# [Goal of the exercise]
Transcribe the lines between the line containing "paragraph: Al respecto, el" and the line containing "photo-sign-top: SELLO TURÍSTICO", inclusive, character for character.

Layout dataset entries
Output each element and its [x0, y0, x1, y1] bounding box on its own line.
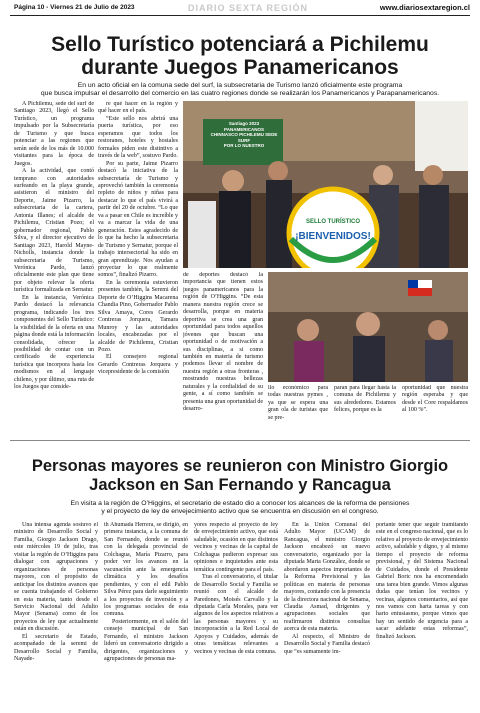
paragraph: Al respecto, el Ministro de Desarrollo Social y Familia destacó que “es sumamente im- — [284, 633, 370, 655]
paragraph: El secretario de Estado, acompañado de la seremi de Desarrollo Social y Familia, Nayade- — [14, 633, 98, 663]
photo-sign-top: SELLO TURÍSTICO — [306, 219, 360, 225]
paragraph: Tras el conversatorio, el titular de Desarrollo Social y Familia se reunió con el alcalde de Paredones, Moisés Carvallo y la diputada Carla Morales, para ver algunos de los aspectos relativos a las personas mayores y su incorporación a la Red Local de Apoyos y Cuidados, además de otras temáticas relevantes a vecinos y vecinas de esta comuna. — [194, 574, 278, 655]
paragraph: “Este sello nos abrirá una puerta turística, por eso esperamos que todos los restoranes, hoteles y hostales formales piden este distintivo a través de la web”, sostuvo Pardo. — [98, 115, 178, 160]
article1-column-1 — [14, 101, 94, 431]
paragraph: Posteriormente, en el salón del consejo municipal de San Fernando, el ministro Jackson lideró un conversatorio dirigido a dirigentes, organizaciones y agrupaciones de personas ma- — [104, 618, 188, 663]
article2-column-5 — [376, 522, 468, 708]
article2-column-1 — [14, 522, 98, 708]
secondary-illustration — [268, 272, 468, 382]
article2-subtitle-line1: En visita a la región de O’Higgins, el secretario de estado dio a conocer los alcances de la reforma de pensiones — [70, 500, 410, 507]
main-photo — [183, 101, 468, 268]
paragraph: A la actividad, que contó temprano con autoridades surfeando en la playa grande, asistieron el ministro del Deporte, Jaime Pizarro, la subsecretaria de la cartera, Antonia Illanes; el alcalde de Pichilemu, Cristian Pozo; el gobernador regional, Pablo Silva, y el director ejecutivo de Santiago 2023, Harold Mayne-Nicholls, instancia donde la subsecretaria de Turismo, Verónica Pardo, lanzó oficialmente este plan que tiene por objeto relevar la oferta turística formalizada en Sernatur. — [14, 168, 94, 294]
paragraph: yores respecto al proyecto de ley de envejecimiento activo, que está saludable, ocasión en que distintos vecinos y vecinas de la capital de Colchagua pudieron expresar sus opiniones e inquietudes ante esta temática contingente para el país. — [194, 522, 278, 573]
paragraph: El consejero regional Gerardo Contreras Jorquera y vicepresidente de la comisión — [98, 354, 178, 376]
paragraph: portante tener que seguir tramitando este en el congreso nacional, que es lo relativo al proyecto de envejecimiento activo, saludable y digno, y al mismo tiempo el proyecto de reforma previsional, y del Sistema Nacional de Cuidados, donde el Presidente Gabriel Boric nos ha encomendado una tarea bien grande. Vimos algunas dudas que tenían los vecinos y vecinas, algunos comentarios, así que nos vamos con harta tareas y con harto entusiasmo, porque vimos que hay un sentido de urgencia para a sacar adelante estas reformas”, finalizó Jackson. — [376, 522, 468, 640]
article2-title-line1: Personas mayores se reunieron con Ministro Giorgio — [31, 457, 449, 475]
article2-subtitle-line2: y el proyecto de ley de envejecimiento activo que se encuentra en discusión en el congreso. — [101, 508, 379, 515]
paragraph: paran para llegar hasta la comuna de Pichilemu y sus alrededores. Estamos felices, porque es la — [334, 385, 396, 414]
paragraph: de deportes destacó la importancia que tienen estos juegos panamericanos para la región de O’Higgins. “De esta manera nuestra región crece se desarrolla, porque en materia deportiva se crea una gran oportunidad para todos aquellos jóvenes que buscan una oportunidad o de motivación a sus disciplinas, a si como también en materia de turismo podemos llevar el nombre de nuestra región a otras fronteras , mostrando nuestras bellezas naturales y la cordialidad de su gente, a sí como también se presenta una gran oportunidad de desarro- — [183, 272, 263, 413]
article1-column-4 — [268, 385, 328, 431]
paragraph: th Ahumada Herrera, se dirigió, en primera instancia, a la comuna de San Fernando, donde se reunió con la delegada provincial de Colchagua, María Pizarro, para poder ver los avances en la vacunación ante la emergencia climática y los desafíos pendientes, y con el edil Pablo Silva Pérez para darle seguimiento a los proyectos de inversión y a los programas sociales de esta comuna. — [104, 522, 188, 618]
page-date: Página 10 - Viernes 21 de Julio de 2023 — [14, 4, 135, 11]
article2-column-3 — [194, 522, 278, 708]
paragraph: En la instancia, Verónica Pardo destacó la relevancia programa, indicando los tres componentes del Sello Turístico: la visibilidad de la oferta en una página donde está la información consolidada, ofrecer la posibilidad de contar con un certificado de experiencia turística que incorpora hasta los modismos en al lenguaje chileno, y por último, una ruta de los Juegos que conside- — [14, 294, 94, 391]
article1-subtitle-line1: En un acto oficial en la comuna sede del surf, la subsecretaria de Turismo lanzó oficialmente este programa — [77, 82, 403, 89]
paragraph: En la Unión Comunal del Adulto Mayor (UCAM) de Rancagua, el ministro Giorgio Jackson encabezó un nuevo conversatorio, organizado por la diputada Marta González, donde se abordaron aspectos importantes de la Reforma Previsional y las políticas en materia de personas mayores, contando con la presencia de la directora nacional de Senama, Claudia Asmad, dirigentes y agrupaciones sociales que reafirmaron distintos consultas acerca de esta materia. — [284, 522, 370, 633]
article1-column-6 — [402, 385, 468, 431]
secondary-photo — [268, 272, 468, 382]
website-url[interactable]: www.diariosextaregion.cl — [379, 3, 470, 12]
paragraph: En la ceremonia estuvieron presentes también, la Seremi del Deporte de O’Higgins Macarena Chandia Pino, Gobernador Pablo Silva Amaya, Cores Gerardo Contreras Jorquera, Tamara Munroy y las autoridades locales, encabezadas por el alcalde de Pichilemu, Cristian Pozo. — [98, 279, 178, 353]
article2-title-line2: Jackson en San Fernando y Rancagua — [89, 476, 391, 494]
article1-column-2 — [98, 101, 178, 431]
photo-sign-welcome: ¡BIENVENIDOS! — [295, 231, 371, 242]
article1-title-line1: Sello Turístico potenciará a Pichilemu — [51, 33, 429, 56]
newspaper-name: DIARIO SEXTA REGIÓN — [188, 3, 309, 13]
article2-column-2 — [104, 522, 188, 708]
article-separator — [10, 440, 470, 441]
article1-column-5 — [334, 385, 396, 431]
paragraph: re qué hacer en la región y qué hacer en el país. — [98, 101, 178, 115]
article1-column-3 — [183, 272, 263, 432]
paragraph: Por su parte, Jaime Pizarro destacó la iniciativa de la subsecretaría de Turismo y aprovechó también la ceremonia repleto de niños y niñas para destacar lo que el país vivirá a partir del 20 de octubre. “Lo que va a pasar en Chile es increíble y va a marcar la vida de una generación. Estes agradecido de lo que ha hecho la subsecretaria de Turismo y Sernatur, porque el trabajo intersectorial ha sido en gran aprendizaje. Nos ayudan a proyectar lo que realmente somos”, finalizó Pizarro. — [98, 160, 178, 279]
paragraph: llo económico para todas nuestras pymes , ya que se espera una gran ola de turistas que se pre- — [268, 385, 328, 421]
paragraph: A Pichilemu, sede del surf de Santiago 2023, llegó el Sello Turístico, un programa impulsado por la Subsecretaría de Turismo y que busca potenciar a las regiones que serán sede de los más de 10.000 visitantes para la época de Juegos. — [14, 101, 94, 167]
article1-title-line2: durante Juegos Panamericanos — [81, 56, 399, 79]
photo-banner: Santiago 2023 PANAMERICANOS CHINNASCO PICHILEMU SEDE SURF POR LO NUESTRO — [210, 121, 278, 148]
article2-column-4 — [284, 522, 370, 708]
paragraph: Una intensa agenda sostuvo el ministro de Desarrollo Social y Familia, Giorgio Jackson Drago, este miércoles 19 de julio, tras visitar la región de O’Higgins para dialogar con agrupaciones y organizaciones de personas mayores, con el propósito de anticipar los distintos avances que se cuenta trabajando el Gobierno en esta materia, tanto desde el Servicio Nacional del Adulto Mayor (Senama) como de los proyectos de ley que actualmente están en discusión. — [14, 522, 98, 633]
paragraph: oportunidad que nuestra región esperaba y que desde el Core respaldamos al 100 %”. — [402, 385, 468, 414]
header-rule — [10, 15, 470, 16]
article1-subtitle-line2: que busca impulsar el desarrollo del comercio en las cuatro regiones donde se realizarán los Panamericanos y Parapanamericanos. — [40, 90, 440, 97]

# [Exercise solution]
paragraph: Al respecto, el Ministro de Desarrollo Social y Familia destacó que “es sumamente im- — [284, 633, 370, 655]
paragraph: El secretario de Estado, acompañado de la seremi de Desarrollo Social y Familia, Nayade- — [14, 633, 98, 663]
photo-sign-top: SELLO TURÍSTICO — [306, 219, 360, 225]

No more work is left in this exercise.